■ **Hedef a**
Kayıtlarda "svg-text:?: ? <box>1333 321 1339 334</box>" ifadesini içeren satırla başlayıp "record-action-area <box>0 137 1386 218</box>" ifadesini içeren satırla biten bölümü, bu iki satır da dahil olmak üzere hiç değiştirmeden yazın.

■ **Metin Parçası**
::::::::
1) Türkiye giderek otoriter bir rejime doğru yol alıyor. Ortadoğu ölçeğinde otoriter rejim “otokrasi”dir. Monarşilerde kuvvetler bir elde toplanmıştır ve yönetim babadan oğula intikal eder. Otokraside yönetim babadan oğula geçmez ama kuvvetler bir elde toplanır.
Otokrat rejimler öncesinde bu işe niyetlenenler, kendilerine karşı bir darbe teşebbüsünde bulunulduğunu öne sürerler; olmayan darbe teşebbüsü bastırılırken otoriter-otokrat rejimi kurmanın önündeki engeller bir bir kaldırılmış olur. Nasır otokrasisini İhvan’ın kendisine karşı darbe planladığı iddialarını öne sürerek sağlamış oldu. Ogün bugün Mısır otoriter yönetimlerden kurtulabilmiş değil.
::::::::
■ **Veri Listesi**
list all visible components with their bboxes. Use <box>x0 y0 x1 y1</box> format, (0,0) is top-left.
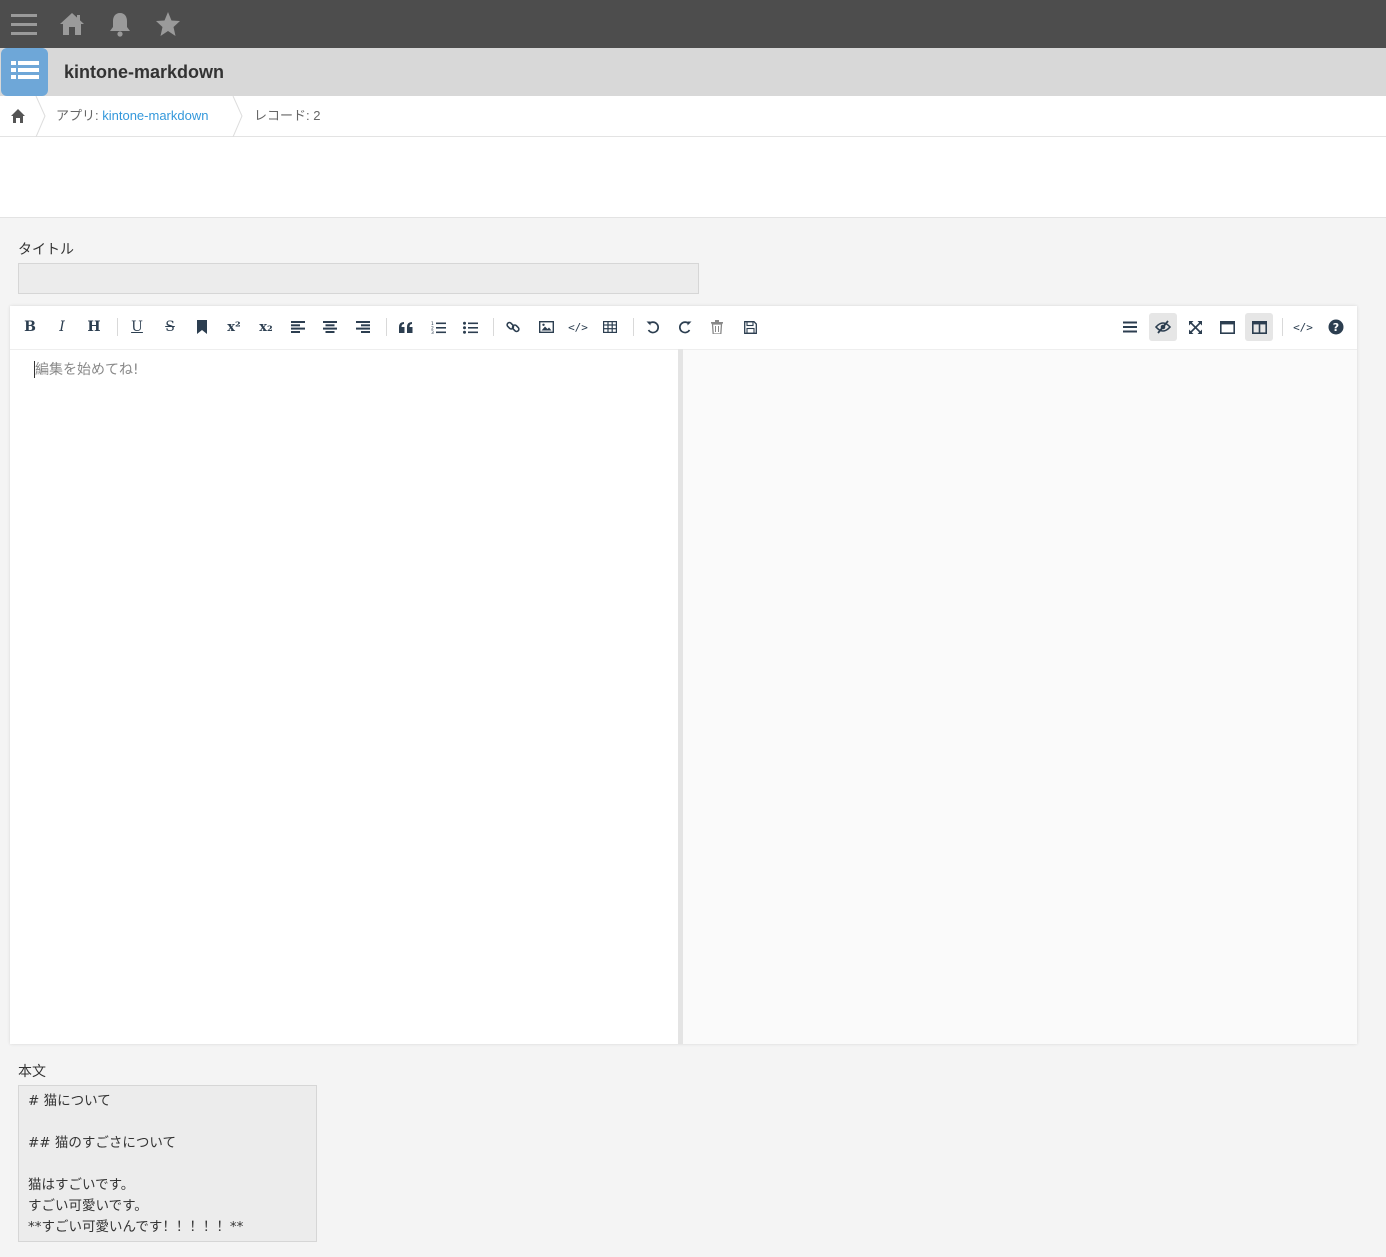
svg-text:?: ? <box>1333 321 1339 334</box>
body-line: ## 猫のすごさについて <box>28 1135 177 1151</box>
italic-label: I <box>59 319 65 335</box>
subfield-icon[interactable] <box>1245 313 1273 341</box>
body-field[interactable]: # 猫について ## 猫のすごさについて 猫はすごいです。 すごい可愛いです。 … <box>18 1085 317 1242</box>
bold-button[interactable]: B <box>16 313 44 341</box>
title-field[interactable] <box>18 263 699 294</box>
breadcrumb-app-link[interactable]: kintone-markdown <box>102 108 208 123</box>
image-icon[interactable] <box>532 313 560 341</box>
heading-label: H <box>87 319 101 335</box>
undo-icon[interactable] <box>639 313 667 341</box>
ordered-list-icon[interactable]: 123 <box>424 313 452 341</box>
align-center-icon[interactable] <box>316 313 344 341</box>
fullscreen-icon[interactable] <box>1181 313 1209 341</box>
breadcrumb-separator-icon <box>232 96 243 137</box>
breadcrumb-home-icon[interactable] <box>6 104 30 128</box>
link-icon[interactable] <box>499 313 527 341</box>
table-icon[interactable] <box>596 313 624 341</box>
html-code-label: </> <box>1293 320 1313 334</box>
bookmark-icon[interactable] <box>188 313 216 341</box>
app-title: kintone-markdown <box>64 62 225 82</box>
superscript-label: x² <box>227 319 241 335</box>
underline-button[interactable]: U <box>123 313 151 341</box>
subscript-label: x₂ <box>259 319 273 335</box>
body-line: **すごい可愛いんです！！！！！** <box>28 1219 244 1235</box>
superscript-button[interactable]: x² <box>220 313 248 341</box>
redo-icon[interactable] <box>671 313 699 341</box>
unordered-list-icon[interactable] <box>456 313 484 341</box>
body-line: # 猫について <box>28 1093 111 1109</box>
navigation-icon[interactable] <box>1116 313 1144 341</box>
align-left-icon[interactable] <box>284 313 312 341</box>
code-button[interactable]: </> <box>564 313 592 341</box>
bell-icon[interactable] <box>104 8 136 40</box>
editor-placeholder: 編集を始めてね! <box>35 362 139 378</box>
html-code-button[interactable]: </> <box>1289 313 1317 341</box>
quote-icon[interactable] <box>392 313 420 341</box>
strikethrough-label: S <box>165 319 175 335</box>
star-icon[interactable] <box>152 8 184 40</box>
subscript-button[interactable]: x₂ <box>252 313 280 341</box>
heading-button[interactable]: H <box>80 313 108 341</box>
help-icon[interactable]: ? <box>1322 313 1350 341</box>
underline-label: U <box>131 319 143 335</box>
record-action-area <box>0 137 1386 218</box>
body-line: すごい可愛いです。 <box>28 1198 148 1214</box>
preview-toggle-icon[interactable] <box>1149 313 1177 341</box>
home-icon[interactable] <box>56 8 88 40</box>
body-line: 猫はすごいです。 <box>28 1177 135 1193</box>
trash-icon[interactable] <box>703 313 731 341</box>
body-line <box>28 1154 307 1175</box>
editor-toolbar: B I H U S x² x₂ 123 </> </> ? <box>10 306 1357 349</box>
app-list-icon[interactable] <box>1 48 48 96</box>
save-icon[interactable] <box>736 313 764 341</box>
code-label: </> <box>568 320 588 334</box>
align-right-icon[interactable] <box>349 313 377 341</box>
menu-icon[interactable] <box>8 8 40 40</box>
app-header: kintone-markdown <box>0 48 1386 96</box>
strikethrough-button[interactable]: S <box>156 313 184 341</box>
breadcrumb-record: レコード: 2 <box>254 108 321 123</box>
global-header <box>0 0 1386 48</box>
preview-pane <box>683 349 1357 1044</box>
body-label: 本文 <box>18 1063 46 1079</box>
title-label: タイトル <box>18 241 74 257</box>
svg-text:3: 3 <box>431 330 434 334</box>
markdown-input-pane[interactable]: 編集を始めてね! <box>10 349 678 1044</box>
bold-label: B <box>24 319 36 335</box>
body-line <box>28 1112 307 1133</box>
italic-button[interactable]: I <box>48 313 76 341</box>
breadcrumb-app: アプリ: kintone-markdown <box>56 96 208 136</box>
read-mode-icon[interactable] <box>1213 313 1241 341</box>
breadcrumb-separator-icon <box>35 96 46 137</box>
markdown-editor: B I H U S x² x₂ 123 </> </> ? 編集を始めてね! <box>10 306 1357 1044</box>
breadcrumb: アプリ: kintone-markdown レコード: 2 <box>0 96 1386 137</box>
breadcrumb-app-prefix: アプリ: <box>56 108 103 123</box>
::::::::
■ **Hedef b**
Metin parçasına göre Nasır, otokrasisini hangi iddiayı öne sürerek sağlamıştır?

■ **Alıştırma Sonucu a**
svg-text:?: ? <box>1333 321 1339 334</box>
body-line: ## 猫のすごさについて <box>28 1135 177 1151</box>
italic-label: I <box>59 319 65 335</box>
subfield-icon[interactable] <box>1245 313 1273 341</box>
body-field[interactable]: # 猫について ## 猫のすごさについて 猫はすごいです。 すごい可愛いです。 … <box>18 1085 317 1242</box>
bold-button[interactable]: B <box>16 313 44 341</box>
title-field[interactable] <box>18 263 699 294</box>
breadcrumb-app-link[interactable]: kintone-markdown <box>102 108 208 123</box>
image-icon[interactable] <box>532 313 560 341</box>
heading-label: H <box>87 319 101 335</box>
undo-icon[interactable] <box>639 313 667 341</box>
ordered-list-icon[interactable]: 123 <box>424 313 452 341</box>
align-center-icon[interactable] <box>316 313 344 341</box>
fullscreen-icon[interactable] <box>1181 313 1209 341</box>
breadcrumb-separator-icon <box>232 96 243 137</box>
breadcrumb-home-icon[interactable] <box>6 104 30 128</box>
link-icon[interactable] <box>499 313 527 341</box>
table-icon[interactable] <box>596 313 624 341</box>
html-code-label: </> <box>1293 320 1313 334</box>
bookmark-icon[interactable] <box>188 313 216 341</box>
app-title: kintone-markdown <box>64 62 225 82</box>
superscript-label: x² <box>227 319 241 335</box>
underline-button[interactable]: U <box>123 313 151 341</box>
subscript-label: x₂ <box>259 319 273 335</box>
body-line: **すごい可愛いんです！！！！！** <box>28 1219 244 1235</box>
superscript-button[interactable]: x² <box>220 313 248 341</box>
redo-icon[interactable] <box>671 313 699 341</box>
unordered-list-icon[interactable] <box>456 313 484 341</box>
body-line: # 猫について <box>28 1093 111 1109</box>
navigation-icon[interactable] <box>1116 313 1144 341</box>
align-left-icon[interactable] <box>284 313 312 341</box>
code-button[interactable]: </> <box>564 313 592 341</box>
bell-icon[interactable] <box>104 8 136 40</box>
editor-placeholder: 編集を始めてね! <box>35 362 139 378</box>
html-code-button[interactable]: </> <box>1289 313 1317 341</box>
quote-icon[interactable] <box>392 313 420 341</box>
strikethrough-label: S <box>165 319 175 335</box>
star-icon[interactable] <box>152 8 184 40</box>
subscript-button[interactable]: x₂ <box>252 313 280 341</box>
heading-button[interactable]: H <box>80 313 108 341</box>
help-icon[interactable]: ? <box>1322 313 1350 341</box>
underline-label: U <box>131 319 143 335</box>
record-action-area <box>0 137 1386 218</box>

■ **Alıştırma Sonucu b**
İhvan'ın kendisine karşı darbe planladığı iddiasını öne sürerek.